● **REQUEST A**
In the Latino Outdoors profile, repeat the stretch from "What are some" through "connection with nature.", swapping "mint garden" for "herb garden".
● **REQUEST B**
Translate this sentence from the Latino Outdoors profile into Spanish: "This activity was very soothing for me, and I can confidently say that it is the foundation to my connection with nature."

● **EXTRACT**

------------------------

Originally Posted on: http://www.fitfunand.com/latino-outdoors/yo-cuento-outsidethe-stories-of-latino-outdoors-2/
Author: Southwest Ambassador for Latino Outdoors~Josie Gutierrez
Aribba en el Cielo. Abajo en la Tierra. Afuero con Latino Outdoors.
I promised you more stories from the amazing Latino Outdoors leaders, coordinators and volunteers. This organization has provided us the space to grow and nurture nature in our own unique and individual ways. Nature knows no boundaries and how beautiful is that? Here we all are, hikers, bikers, mountain climbers, bird watchers, backpackers, environmentalist and the list goes on but our passion is the same … Tierra Madre! We have individually been called to nature in our own way and up next is the story of Ruby J. Garcia~Executive Projects Coordinator.
What are some of the earliest memories you have with a connection to Nature?
I remember sitting in my grandma’s little mint garden as a small child. I’d help her transform rocks into ladybugs with a little bit of paint. One of my favorite past times as a child was examining California burclover fruit; I’d unravel it and eat the tiny seeds inside. This activity was very soothing for me, and I can confidently say that it is the foundation to my connection with nature.
I also remember standing beneath towering nopales and being so awe inspired. I grew up in the country, next door to a ditch – yes, I played in it during summer months. There was a pond at the end of this ditch, with a tire swing hanging from a tree. The ditch itself was lined with eucalyptus trees and a few weeping willows. And there was a bridge, where I’d sit and watch the tadpoles before jumping in to catch them. I remember catching ladybugs in the adjacent open field. This was my refuge, and I revisit it from time to time.

------------------------

● **PROVIDED MATERIAL**
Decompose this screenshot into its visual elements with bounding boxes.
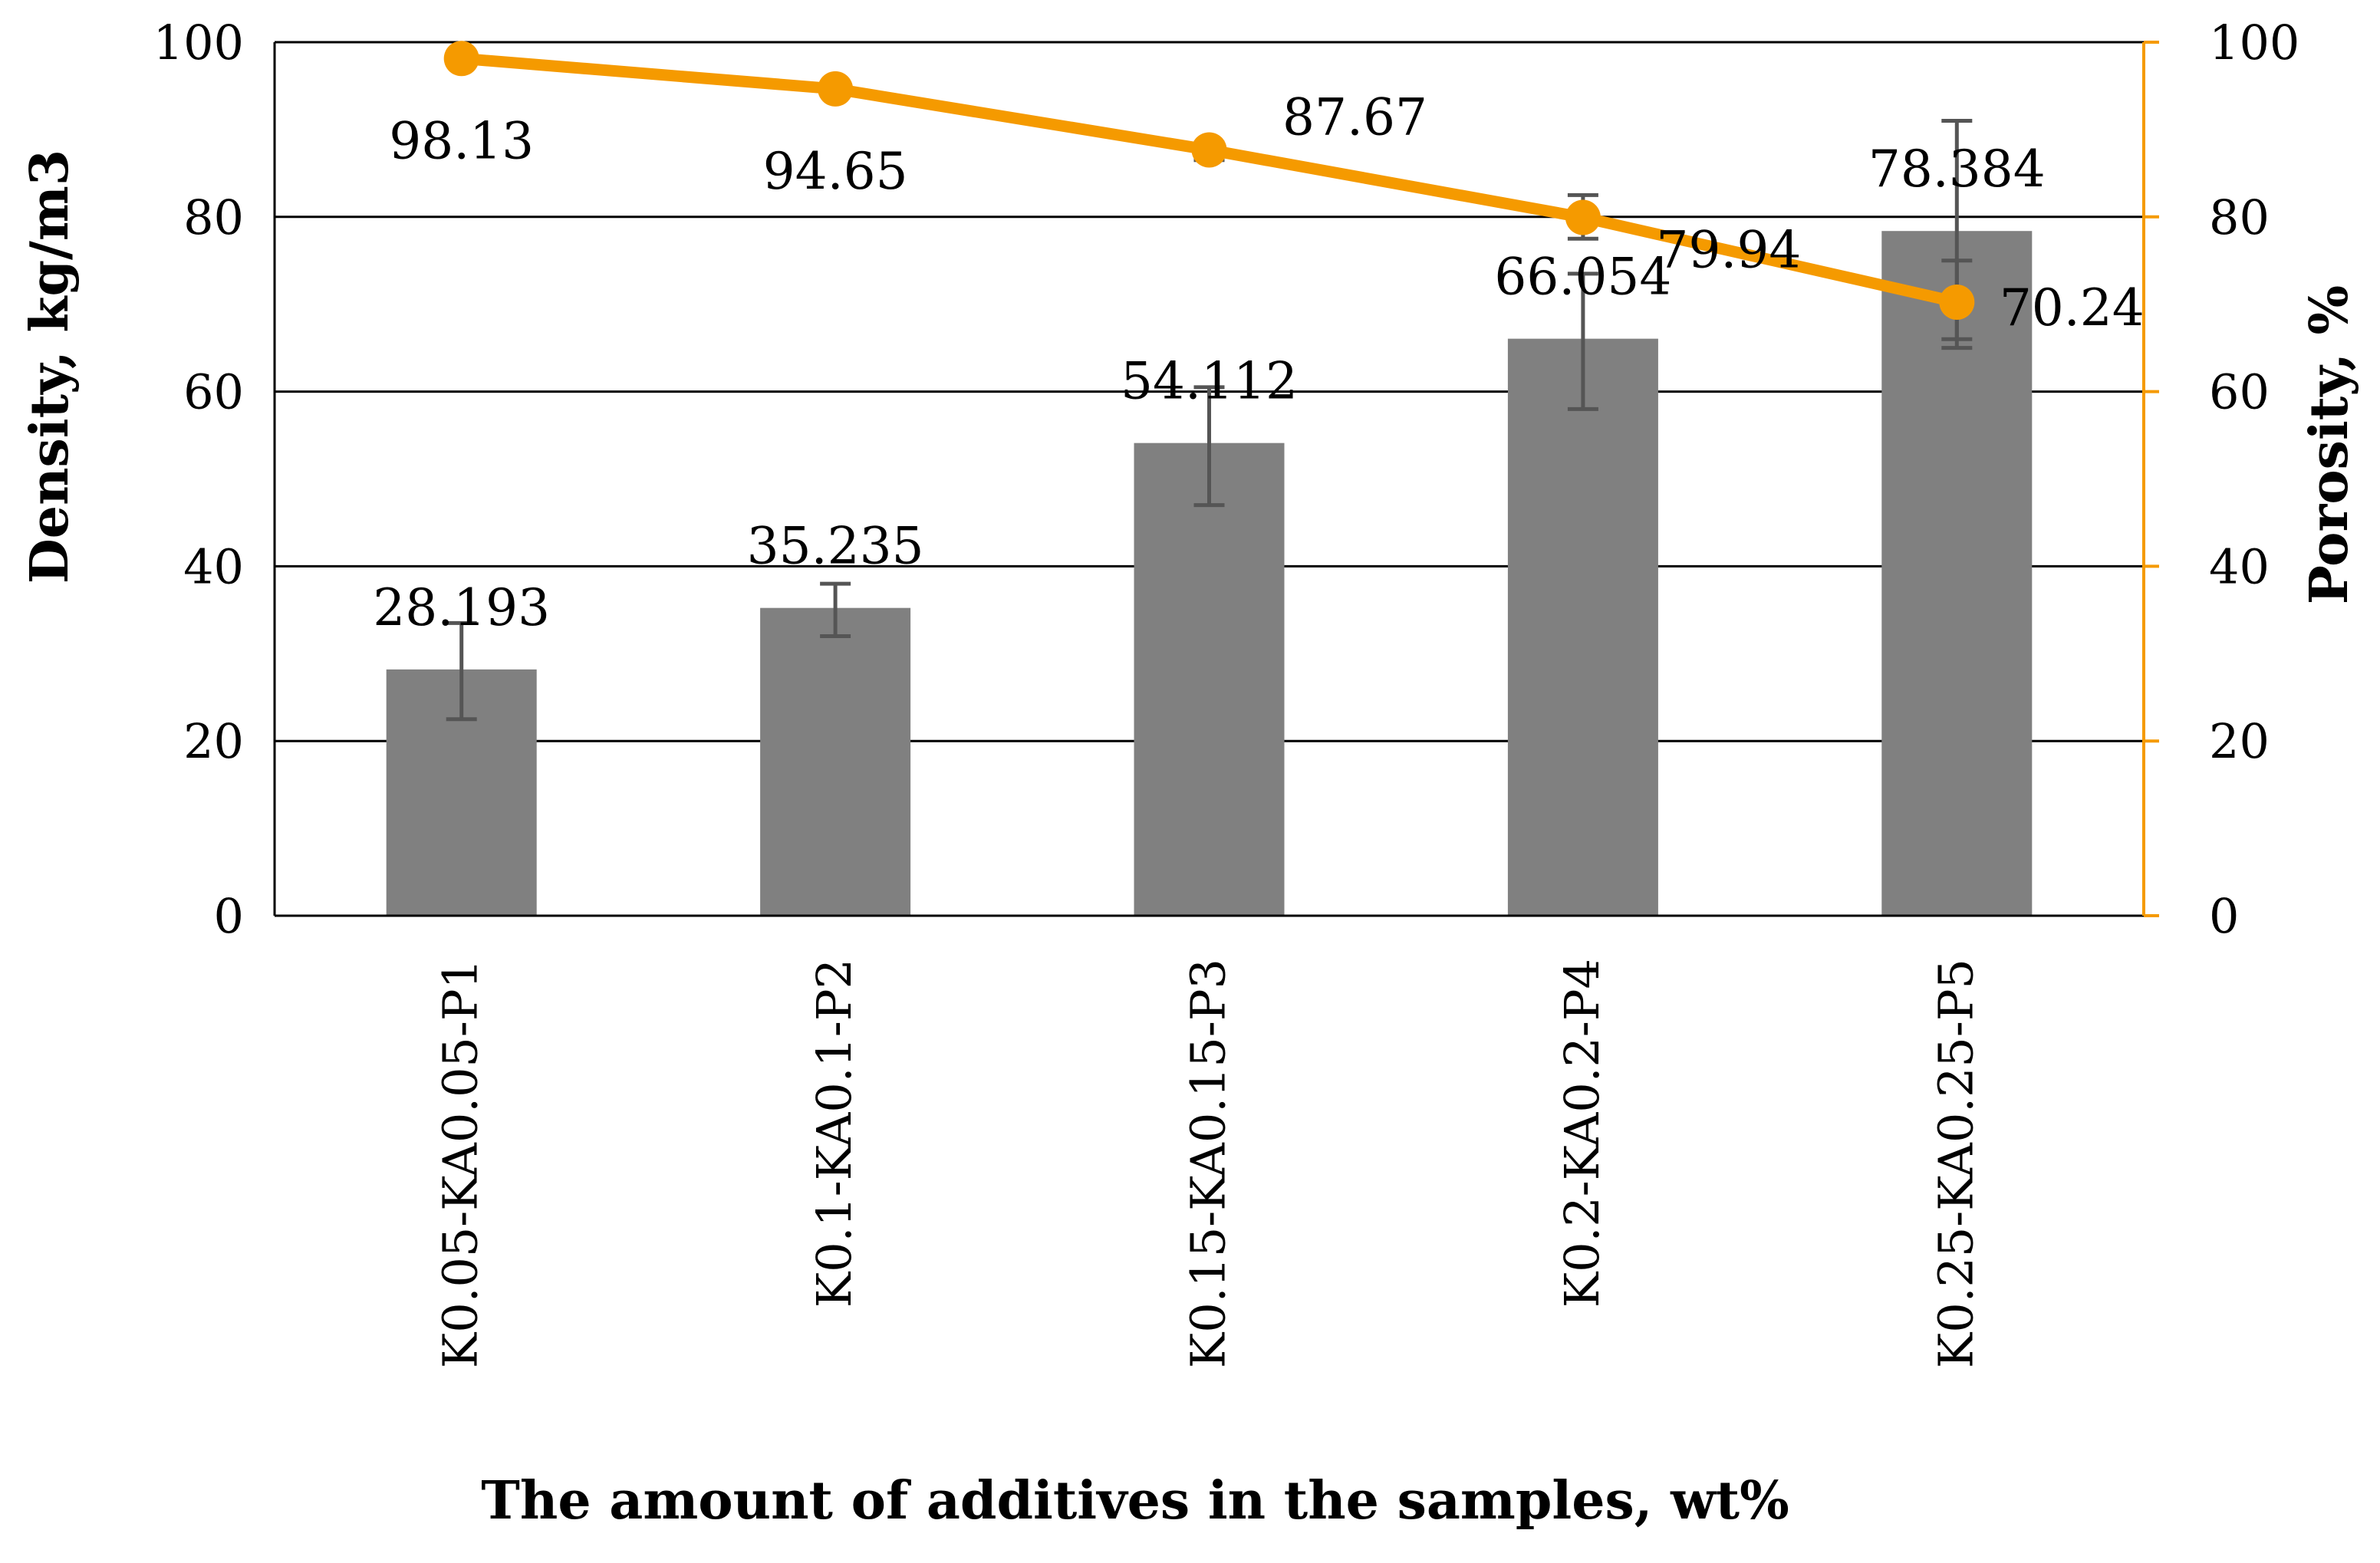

------------------------

● **FULL RESPONSE A**
What are some of the earliest memories you have with a connection to Nature?
I remember sitting in my grandma’s little herb garden as a small child. I’d help her transform rocks into ladybugs with a little bit of paint. One of my favorite past times as a child was examining California burclover fruit; I’d unravel it and eat the tiny seeds inside. This activity was very soothing for me, and I can confidently say that it is the foundation to my connection with nature.

● **FULL RESPONSE B**
Esta actividad era muy relajante para mí, y puedo decir con seguridad que es la base de mi conexión con la naturaleza.